Lines that contain the string "this" are to be copied; leave out all others.

- _Provided records_
········

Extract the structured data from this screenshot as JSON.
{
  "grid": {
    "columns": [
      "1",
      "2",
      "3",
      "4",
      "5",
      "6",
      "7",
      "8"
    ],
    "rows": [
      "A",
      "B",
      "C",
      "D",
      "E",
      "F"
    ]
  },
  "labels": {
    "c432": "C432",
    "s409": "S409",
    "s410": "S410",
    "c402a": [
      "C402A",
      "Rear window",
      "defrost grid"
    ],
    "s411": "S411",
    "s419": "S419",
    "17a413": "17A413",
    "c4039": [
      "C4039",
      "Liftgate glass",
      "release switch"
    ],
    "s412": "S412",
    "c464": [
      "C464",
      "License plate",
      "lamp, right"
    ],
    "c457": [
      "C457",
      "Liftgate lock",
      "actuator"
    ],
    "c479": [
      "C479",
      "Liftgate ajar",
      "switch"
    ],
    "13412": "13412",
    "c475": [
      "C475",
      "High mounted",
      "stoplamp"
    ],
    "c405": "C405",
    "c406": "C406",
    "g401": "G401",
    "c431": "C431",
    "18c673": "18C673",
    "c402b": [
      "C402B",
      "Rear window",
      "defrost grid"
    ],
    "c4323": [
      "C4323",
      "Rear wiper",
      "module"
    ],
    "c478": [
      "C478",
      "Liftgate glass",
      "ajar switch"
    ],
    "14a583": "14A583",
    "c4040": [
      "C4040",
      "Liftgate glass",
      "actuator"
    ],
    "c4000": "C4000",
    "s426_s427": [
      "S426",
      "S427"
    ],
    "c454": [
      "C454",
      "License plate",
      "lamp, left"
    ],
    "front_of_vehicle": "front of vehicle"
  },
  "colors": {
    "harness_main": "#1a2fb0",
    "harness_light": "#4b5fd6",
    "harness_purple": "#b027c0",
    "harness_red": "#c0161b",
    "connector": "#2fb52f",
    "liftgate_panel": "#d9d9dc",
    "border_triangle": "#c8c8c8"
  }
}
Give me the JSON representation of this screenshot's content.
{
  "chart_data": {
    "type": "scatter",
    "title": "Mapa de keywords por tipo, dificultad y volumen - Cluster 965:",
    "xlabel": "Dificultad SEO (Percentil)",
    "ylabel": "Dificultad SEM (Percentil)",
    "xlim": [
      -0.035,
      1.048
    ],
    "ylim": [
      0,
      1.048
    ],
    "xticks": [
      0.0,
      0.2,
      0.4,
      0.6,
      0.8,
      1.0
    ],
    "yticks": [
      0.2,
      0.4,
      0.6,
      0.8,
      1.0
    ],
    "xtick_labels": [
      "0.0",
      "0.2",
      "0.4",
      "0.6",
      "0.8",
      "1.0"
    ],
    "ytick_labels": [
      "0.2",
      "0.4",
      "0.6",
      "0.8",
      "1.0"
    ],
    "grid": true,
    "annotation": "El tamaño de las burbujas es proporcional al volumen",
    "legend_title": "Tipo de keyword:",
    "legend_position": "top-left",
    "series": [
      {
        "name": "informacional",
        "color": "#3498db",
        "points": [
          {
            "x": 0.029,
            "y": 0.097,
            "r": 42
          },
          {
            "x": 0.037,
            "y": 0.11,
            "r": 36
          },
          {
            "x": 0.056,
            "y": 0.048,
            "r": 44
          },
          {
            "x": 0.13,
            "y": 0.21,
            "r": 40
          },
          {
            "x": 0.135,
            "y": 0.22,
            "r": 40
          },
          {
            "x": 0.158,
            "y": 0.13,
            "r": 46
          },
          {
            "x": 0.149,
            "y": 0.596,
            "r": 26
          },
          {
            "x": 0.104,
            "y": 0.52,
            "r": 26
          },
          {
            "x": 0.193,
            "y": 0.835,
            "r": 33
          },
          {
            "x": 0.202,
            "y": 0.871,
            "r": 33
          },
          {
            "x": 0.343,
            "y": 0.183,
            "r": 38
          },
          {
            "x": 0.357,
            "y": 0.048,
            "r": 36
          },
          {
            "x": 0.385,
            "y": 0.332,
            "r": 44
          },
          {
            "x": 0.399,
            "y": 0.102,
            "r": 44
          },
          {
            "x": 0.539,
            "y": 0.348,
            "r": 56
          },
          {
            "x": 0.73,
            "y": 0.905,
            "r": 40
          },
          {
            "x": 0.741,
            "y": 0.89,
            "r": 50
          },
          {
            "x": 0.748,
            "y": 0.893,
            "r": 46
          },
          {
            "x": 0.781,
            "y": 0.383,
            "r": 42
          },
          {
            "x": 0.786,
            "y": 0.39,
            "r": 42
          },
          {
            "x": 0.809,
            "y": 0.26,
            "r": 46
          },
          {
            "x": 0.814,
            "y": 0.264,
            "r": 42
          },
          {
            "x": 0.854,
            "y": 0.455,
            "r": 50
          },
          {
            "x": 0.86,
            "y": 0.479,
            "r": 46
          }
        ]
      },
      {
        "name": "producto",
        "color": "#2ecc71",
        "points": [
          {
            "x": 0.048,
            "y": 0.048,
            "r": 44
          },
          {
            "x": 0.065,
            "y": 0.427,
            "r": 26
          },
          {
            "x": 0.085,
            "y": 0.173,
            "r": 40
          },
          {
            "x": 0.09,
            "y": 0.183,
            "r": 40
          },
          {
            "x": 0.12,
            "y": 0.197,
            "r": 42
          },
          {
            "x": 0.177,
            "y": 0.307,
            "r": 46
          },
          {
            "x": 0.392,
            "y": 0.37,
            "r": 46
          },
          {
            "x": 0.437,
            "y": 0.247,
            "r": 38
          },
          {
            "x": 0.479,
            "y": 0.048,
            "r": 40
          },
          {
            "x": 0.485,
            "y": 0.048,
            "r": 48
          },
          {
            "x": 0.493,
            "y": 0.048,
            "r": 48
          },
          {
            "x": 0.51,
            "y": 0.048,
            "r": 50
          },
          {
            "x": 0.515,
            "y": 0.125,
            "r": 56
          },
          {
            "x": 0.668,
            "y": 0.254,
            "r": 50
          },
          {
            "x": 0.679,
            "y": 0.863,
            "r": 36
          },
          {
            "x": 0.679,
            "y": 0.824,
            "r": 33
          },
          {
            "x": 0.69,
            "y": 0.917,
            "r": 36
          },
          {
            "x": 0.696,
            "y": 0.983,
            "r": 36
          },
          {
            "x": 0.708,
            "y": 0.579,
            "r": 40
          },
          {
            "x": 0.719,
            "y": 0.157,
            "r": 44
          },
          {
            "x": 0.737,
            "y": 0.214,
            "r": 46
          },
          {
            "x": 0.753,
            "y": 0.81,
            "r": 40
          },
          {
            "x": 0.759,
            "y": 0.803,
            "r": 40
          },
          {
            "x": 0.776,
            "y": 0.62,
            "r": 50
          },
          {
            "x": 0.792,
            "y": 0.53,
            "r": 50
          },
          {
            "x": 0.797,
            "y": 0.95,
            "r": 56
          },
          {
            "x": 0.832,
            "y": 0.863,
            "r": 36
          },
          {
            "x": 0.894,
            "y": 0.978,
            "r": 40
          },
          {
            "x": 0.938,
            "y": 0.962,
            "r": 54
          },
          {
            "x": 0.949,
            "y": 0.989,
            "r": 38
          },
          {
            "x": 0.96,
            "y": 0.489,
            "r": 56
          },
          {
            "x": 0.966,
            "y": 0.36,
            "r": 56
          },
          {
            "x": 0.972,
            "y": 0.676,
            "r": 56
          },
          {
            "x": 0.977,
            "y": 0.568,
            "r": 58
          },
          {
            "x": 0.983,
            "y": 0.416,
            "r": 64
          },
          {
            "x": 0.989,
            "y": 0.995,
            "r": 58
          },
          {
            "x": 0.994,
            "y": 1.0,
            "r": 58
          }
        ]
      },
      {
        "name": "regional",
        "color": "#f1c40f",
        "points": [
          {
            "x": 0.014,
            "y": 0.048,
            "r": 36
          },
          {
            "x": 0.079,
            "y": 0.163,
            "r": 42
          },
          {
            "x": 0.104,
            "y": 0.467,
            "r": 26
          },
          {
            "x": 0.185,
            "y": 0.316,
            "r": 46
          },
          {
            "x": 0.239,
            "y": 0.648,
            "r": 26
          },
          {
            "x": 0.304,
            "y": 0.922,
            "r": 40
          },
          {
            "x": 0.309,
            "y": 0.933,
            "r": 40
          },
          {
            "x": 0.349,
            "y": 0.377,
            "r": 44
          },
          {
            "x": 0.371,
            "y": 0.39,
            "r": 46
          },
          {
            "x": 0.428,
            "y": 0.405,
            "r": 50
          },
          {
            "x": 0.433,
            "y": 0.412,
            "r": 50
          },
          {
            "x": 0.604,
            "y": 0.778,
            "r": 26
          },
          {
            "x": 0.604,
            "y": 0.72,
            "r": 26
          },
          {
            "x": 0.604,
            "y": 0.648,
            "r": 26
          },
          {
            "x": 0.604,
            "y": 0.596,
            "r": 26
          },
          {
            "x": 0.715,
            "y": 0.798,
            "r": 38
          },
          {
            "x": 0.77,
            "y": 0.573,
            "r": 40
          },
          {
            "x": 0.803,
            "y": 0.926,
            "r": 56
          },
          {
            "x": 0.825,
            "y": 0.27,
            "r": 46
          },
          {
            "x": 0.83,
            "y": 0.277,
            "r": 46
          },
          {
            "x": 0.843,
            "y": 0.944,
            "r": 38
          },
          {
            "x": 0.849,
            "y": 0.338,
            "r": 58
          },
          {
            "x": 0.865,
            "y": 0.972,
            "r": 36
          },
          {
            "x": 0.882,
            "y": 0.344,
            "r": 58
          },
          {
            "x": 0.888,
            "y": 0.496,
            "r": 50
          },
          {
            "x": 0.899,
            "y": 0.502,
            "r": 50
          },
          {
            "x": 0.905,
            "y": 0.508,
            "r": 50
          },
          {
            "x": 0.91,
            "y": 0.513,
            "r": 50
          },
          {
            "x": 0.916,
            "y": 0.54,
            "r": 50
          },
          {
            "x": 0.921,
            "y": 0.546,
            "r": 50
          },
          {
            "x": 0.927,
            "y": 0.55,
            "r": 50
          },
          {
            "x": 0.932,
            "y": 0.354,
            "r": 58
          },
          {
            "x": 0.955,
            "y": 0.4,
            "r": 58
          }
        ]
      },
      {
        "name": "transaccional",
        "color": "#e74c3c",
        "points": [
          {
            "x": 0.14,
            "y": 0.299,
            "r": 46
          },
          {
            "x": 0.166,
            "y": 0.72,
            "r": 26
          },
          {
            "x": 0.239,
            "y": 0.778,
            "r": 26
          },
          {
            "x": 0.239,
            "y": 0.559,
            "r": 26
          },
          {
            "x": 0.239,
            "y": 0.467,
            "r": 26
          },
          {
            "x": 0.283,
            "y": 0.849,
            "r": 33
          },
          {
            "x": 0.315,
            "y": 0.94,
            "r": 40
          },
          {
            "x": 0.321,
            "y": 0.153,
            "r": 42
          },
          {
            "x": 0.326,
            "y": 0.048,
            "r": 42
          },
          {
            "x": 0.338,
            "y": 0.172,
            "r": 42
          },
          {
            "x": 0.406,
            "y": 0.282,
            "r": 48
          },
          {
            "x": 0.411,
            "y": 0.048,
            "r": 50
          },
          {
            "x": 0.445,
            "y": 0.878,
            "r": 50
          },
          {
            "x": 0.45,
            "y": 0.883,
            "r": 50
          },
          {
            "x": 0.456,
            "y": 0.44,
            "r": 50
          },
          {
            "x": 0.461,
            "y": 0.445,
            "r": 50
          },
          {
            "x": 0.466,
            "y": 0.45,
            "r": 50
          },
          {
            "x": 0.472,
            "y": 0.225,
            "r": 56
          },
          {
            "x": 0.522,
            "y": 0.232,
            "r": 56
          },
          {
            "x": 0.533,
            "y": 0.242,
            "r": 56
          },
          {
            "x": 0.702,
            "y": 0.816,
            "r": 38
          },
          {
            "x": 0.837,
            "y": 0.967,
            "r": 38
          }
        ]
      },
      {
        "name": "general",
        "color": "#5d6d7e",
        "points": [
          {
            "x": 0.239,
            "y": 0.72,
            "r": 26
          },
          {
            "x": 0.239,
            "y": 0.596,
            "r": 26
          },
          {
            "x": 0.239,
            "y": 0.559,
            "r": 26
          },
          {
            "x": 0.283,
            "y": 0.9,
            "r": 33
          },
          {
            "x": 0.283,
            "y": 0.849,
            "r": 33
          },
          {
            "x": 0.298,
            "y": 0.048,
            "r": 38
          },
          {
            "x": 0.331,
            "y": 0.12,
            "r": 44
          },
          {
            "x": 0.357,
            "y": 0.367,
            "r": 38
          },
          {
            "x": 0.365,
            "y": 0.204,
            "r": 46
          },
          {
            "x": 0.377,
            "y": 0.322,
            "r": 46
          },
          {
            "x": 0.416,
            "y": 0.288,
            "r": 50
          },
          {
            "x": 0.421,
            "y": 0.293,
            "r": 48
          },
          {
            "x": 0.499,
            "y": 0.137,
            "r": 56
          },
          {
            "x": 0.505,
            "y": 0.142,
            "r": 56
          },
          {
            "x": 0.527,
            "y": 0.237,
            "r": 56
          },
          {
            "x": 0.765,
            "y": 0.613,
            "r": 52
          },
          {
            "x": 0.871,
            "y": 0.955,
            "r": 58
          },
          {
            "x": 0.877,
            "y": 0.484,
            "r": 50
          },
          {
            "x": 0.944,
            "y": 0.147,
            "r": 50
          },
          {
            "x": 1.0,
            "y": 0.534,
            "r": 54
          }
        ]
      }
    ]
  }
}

········

- _Correct output_
Extract the structured data from this screenshot as JSON.
Give me the JSON representation of this screenshot's content.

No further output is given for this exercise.